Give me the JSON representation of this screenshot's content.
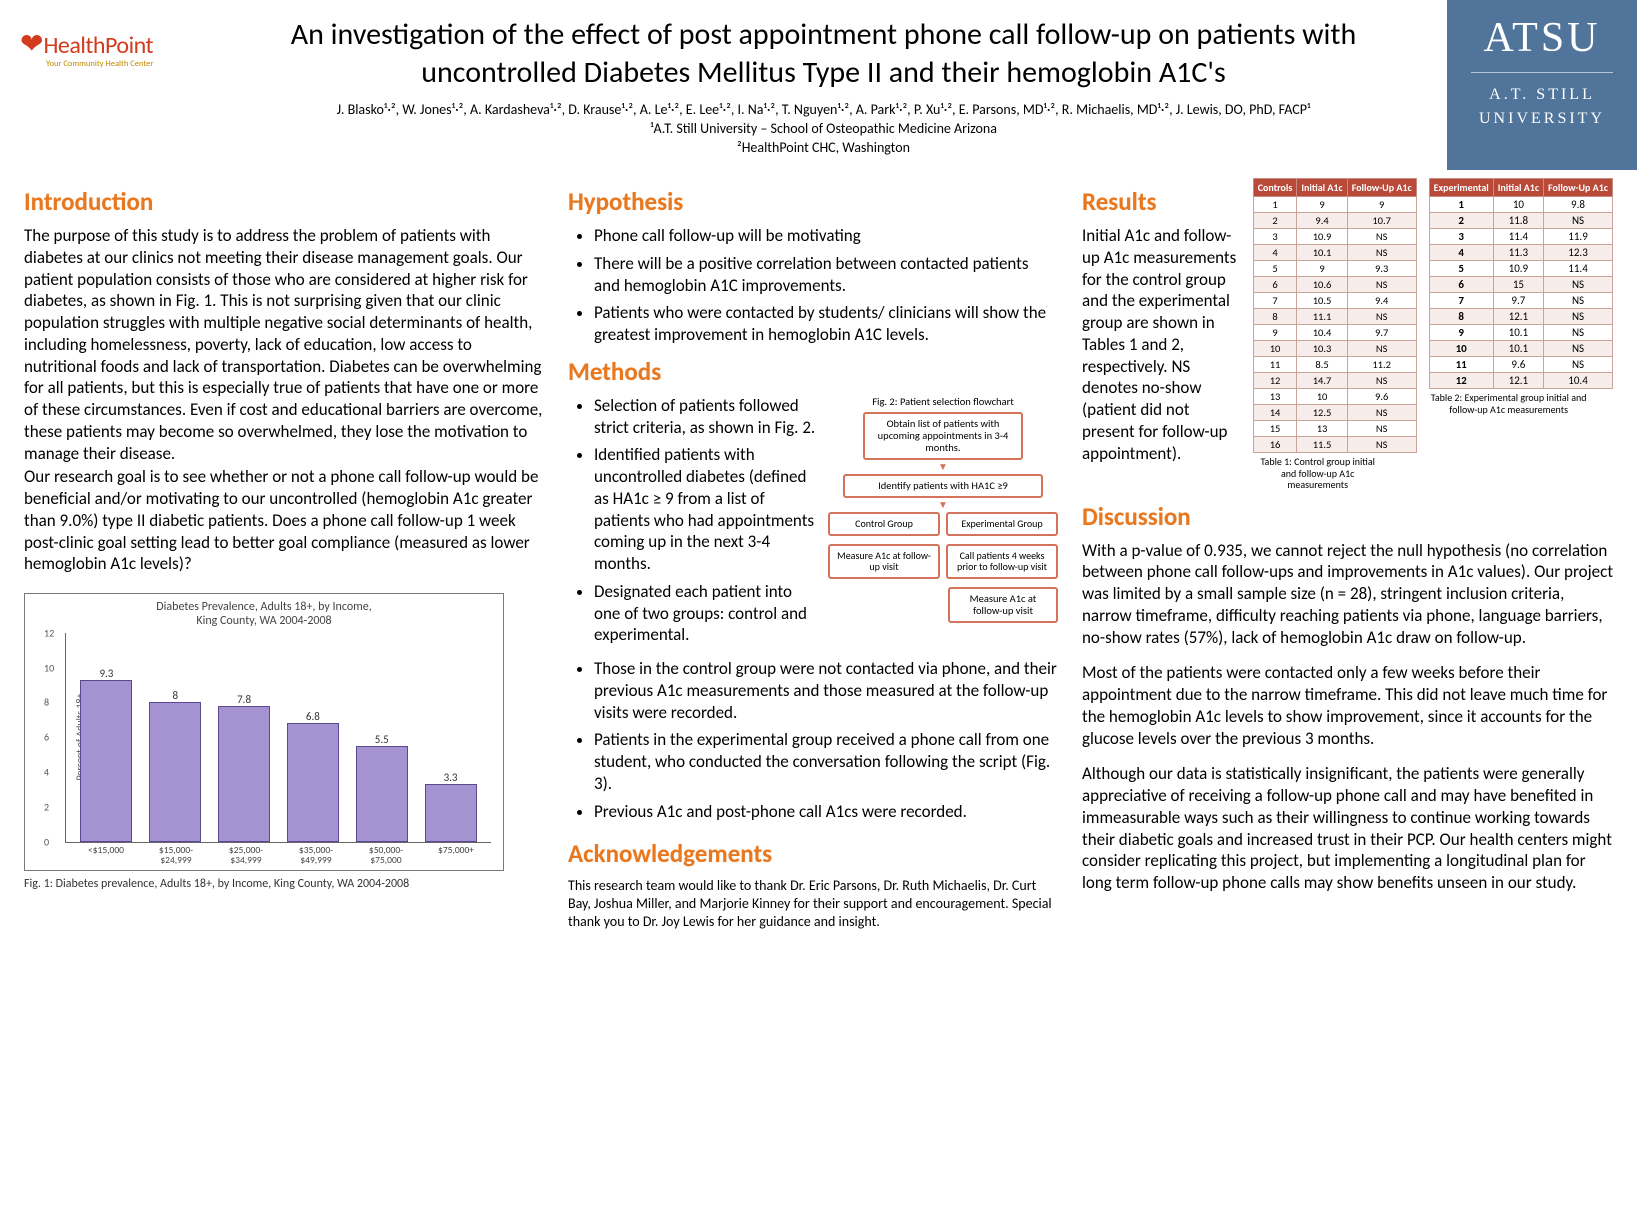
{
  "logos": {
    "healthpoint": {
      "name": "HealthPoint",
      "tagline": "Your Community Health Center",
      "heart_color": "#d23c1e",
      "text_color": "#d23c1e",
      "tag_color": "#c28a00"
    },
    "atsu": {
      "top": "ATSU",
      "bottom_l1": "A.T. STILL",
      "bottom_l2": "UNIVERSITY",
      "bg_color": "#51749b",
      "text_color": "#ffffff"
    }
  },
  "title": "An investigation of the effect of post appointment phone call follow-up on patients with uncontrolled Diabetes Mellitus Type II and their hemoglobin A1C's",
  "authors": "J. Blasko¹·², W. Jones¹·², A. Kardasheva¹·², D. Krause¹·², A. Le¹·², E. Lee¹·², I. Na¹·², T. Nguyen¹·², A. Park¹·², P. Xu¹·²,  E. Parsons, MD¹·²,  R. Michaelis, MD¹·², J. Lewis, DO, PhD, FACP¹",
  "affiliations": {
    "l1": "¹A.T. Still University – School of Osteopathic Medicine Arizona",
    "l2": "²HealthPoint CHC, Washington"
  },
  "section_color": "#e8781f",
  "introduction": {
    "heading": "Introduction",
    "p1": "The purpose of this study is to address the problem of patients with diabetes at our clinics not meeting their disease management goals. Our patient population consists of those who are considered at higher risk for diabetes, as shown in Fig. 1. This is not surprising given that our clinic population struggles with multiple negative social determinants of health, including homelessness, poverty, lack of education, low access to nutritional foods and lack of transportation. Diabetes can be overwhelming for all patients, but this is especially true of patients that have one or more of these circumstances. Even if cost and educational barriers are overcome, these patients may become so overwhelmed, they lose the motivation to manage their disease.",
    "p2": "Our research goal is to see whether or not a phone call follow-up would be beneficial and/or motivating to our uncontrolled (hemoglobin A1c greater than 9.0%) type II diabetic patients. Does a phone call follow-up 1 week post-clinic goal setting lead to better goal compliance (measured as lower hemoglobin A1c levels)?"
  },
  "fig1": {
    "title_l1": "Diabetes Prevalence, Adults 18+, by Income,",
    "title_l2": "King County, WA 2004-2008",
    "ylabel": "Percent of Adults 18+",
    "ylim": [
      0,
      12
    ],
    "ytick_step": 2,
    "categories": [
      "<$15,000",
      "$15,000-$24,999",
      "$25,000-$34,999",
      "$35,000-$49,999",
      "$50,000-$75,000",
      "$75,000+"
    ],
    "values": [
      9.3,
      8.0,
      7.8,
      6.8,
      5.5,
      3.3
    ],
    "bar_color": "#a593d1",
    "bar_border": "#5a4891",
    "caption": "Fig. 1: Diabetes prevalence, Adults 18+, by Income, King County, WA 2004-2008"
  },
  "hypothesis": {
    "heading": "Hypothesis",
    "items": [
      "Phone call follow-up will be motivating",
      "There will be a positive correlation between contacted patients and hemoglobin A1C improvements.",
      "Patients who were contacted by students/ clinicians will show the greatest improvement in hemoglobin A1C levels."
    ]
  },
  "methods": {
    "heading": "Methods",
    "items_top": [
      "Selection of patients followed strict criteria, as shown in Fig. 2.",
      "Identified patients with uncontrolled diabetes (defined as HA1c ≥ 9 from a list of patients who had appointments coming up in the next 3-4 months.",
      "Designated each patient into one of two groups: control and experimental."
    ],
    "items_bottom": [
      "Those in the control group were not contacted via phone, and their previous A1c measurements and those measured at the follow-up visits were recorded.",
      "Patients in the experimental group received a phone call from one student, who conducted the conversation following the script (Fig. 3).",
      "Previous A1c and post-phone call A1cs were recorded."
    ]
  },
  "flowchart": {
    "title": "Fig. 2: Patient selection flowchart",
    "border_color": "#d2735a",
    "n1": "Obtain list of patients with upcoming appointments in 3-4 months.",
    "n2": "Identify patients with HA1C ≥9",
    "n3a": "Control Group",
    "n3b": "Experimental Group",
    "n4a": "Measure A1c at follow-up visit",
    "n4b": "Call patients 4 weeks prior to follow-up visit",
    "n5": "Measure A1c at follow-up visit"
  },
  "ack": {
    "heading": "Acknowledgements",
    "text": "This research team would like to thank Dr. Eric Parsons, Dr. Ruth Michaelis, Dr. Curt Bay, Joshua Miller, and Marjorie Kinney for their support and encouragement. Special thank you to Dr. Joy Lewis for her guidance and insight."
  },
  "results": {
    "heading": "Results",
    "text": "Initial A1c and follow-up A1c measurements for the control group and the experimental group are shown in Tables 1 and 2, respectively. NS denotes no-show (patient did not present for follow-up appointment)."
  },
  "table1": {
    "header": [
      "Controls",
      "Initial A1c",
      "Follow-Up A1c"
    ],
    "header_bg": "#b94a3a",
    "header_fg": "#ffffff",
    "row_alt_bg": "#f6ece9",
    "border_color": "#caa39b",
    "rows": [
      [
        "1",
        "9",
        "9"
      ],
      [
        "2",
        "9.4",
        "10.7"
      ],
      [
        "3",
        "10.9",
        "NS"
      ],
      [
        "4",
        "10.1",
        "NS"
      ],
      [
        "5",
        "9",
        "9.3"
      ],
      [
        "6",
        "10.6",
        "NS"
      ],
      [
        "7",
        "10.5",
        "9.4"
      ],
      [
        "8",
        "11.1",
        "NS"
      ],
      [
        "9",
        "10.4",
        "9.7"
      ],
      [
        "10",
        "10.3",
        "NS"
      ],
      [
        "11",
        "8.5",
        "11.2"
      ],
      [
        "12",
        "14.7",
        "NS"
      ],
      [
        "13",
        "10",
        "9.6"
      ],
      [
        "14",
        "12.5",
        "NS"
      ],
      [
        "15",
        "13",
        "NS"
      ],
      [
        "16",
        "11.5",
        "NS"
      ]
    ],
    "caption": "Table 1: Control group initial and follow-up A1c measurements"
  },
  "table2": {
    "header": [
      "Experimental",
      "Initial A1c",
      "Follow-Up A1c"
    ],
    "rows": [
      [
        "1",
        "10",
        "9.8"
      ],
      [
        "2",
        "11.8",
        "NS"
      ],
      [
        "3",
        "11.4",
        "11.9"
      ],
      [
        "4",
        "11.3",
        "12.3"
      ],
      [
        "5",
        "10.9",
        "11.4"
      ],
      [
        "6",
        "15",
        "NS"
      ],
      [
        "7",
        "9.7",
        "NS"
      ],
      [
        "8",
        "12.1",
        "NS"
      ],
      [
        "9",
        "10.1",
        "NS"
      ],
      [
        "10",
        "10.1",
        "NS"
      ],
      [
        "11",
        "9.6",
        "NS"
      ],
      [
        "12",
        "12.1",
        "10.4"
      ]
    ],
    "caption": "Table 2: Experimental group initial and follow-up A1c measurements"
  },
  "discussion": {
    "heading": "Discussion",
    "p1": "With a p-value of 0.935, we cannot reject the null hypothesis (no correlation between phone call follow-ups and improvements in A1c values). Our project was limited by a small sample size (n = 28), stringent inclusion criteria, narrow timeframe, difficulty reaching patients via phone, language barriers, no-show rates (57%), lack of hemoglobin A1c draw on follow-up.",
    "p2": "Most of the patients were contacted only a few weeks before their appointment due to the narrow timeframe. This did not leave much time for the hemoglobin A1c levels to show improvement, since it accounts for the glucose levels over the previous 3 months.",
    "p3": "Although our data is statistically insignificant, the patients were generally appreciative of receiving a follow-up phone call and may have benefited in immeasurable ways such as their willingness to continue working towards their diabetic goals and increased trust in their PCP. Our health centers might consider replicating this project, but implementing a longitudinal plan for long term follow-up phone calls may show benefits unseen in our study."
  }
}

__________

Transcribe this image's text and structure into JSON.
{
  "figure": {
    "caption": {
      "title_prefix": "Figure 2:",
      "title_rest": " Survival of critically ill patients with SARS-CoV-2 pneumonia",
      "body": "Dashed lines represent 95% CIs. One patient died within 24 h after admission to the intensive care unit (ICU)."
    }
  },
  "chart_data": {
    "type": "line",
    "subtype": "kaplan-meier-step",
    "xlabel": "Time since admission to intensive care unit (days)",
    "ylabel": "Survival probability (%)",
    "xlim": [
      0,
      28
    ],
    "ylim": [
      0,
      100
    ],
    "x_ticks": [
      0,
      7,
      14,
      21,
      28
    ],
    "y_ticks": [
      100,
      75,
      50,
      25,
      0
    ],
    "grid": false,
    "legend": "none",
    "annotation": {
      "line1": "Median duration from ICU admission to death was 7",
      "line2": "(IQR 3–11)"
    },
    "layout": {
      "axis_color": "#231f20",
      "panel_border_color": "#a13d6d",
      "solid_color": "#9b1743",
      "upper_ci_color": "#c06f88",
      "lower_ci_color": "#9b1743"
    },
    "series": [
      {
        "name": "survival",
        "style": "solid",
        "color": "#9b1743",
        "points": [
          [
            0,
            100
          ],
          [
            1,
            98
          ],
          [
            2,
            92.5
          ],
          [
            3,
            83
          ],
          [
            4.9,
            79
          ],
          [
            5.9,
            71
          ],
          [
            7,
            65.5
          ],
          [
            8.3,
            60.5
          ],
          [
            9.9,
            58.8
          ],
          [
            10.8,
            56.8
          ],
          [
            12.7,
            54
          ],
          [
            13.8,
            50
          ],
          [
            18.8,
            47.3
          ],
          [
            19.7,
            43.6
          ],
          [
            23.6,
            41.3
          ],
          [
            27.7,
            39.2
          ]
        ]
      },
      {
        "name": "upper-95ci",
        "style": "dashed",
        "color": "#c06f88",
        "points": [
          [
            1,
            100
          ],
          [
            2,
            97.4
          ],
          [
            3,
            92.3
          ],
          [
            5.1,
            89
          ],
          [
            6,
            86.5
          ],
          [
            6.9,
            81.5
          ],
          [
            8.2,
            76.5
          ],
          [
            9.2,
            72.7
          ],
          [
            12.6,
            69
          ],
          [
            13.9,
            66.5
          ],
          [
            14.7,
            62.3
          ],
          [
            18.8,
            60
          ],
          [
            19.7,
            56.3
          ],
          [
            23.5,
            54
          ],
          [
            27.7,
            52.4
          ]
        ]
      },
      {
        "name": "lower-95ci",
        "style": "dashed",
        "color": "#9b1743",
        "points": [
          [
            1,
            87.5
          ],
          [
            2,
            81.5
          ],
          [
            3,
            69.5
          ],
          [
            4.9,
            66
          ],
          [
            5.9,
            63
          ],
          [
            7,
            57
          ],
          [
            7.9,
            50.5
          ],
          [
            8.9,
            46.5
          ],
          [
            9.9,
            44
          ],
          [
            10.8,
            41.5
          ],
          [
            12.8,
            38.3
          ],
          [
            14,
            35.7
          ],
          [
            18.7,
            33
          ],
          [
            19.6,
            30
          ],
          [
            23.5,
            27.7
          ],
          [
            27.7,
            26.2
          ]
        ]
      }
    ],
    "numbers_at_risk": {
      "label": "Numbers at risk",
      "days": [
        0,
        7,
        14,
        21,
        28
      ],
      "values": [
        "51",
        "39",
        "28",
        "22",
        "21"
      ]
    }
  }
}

__________

**TASK DIRECTIONS:** Each line in the material either holds the string "caption" or does not. State how many do, and nothing else.

**SOLUTION FOR THIS EXERCISE:** 4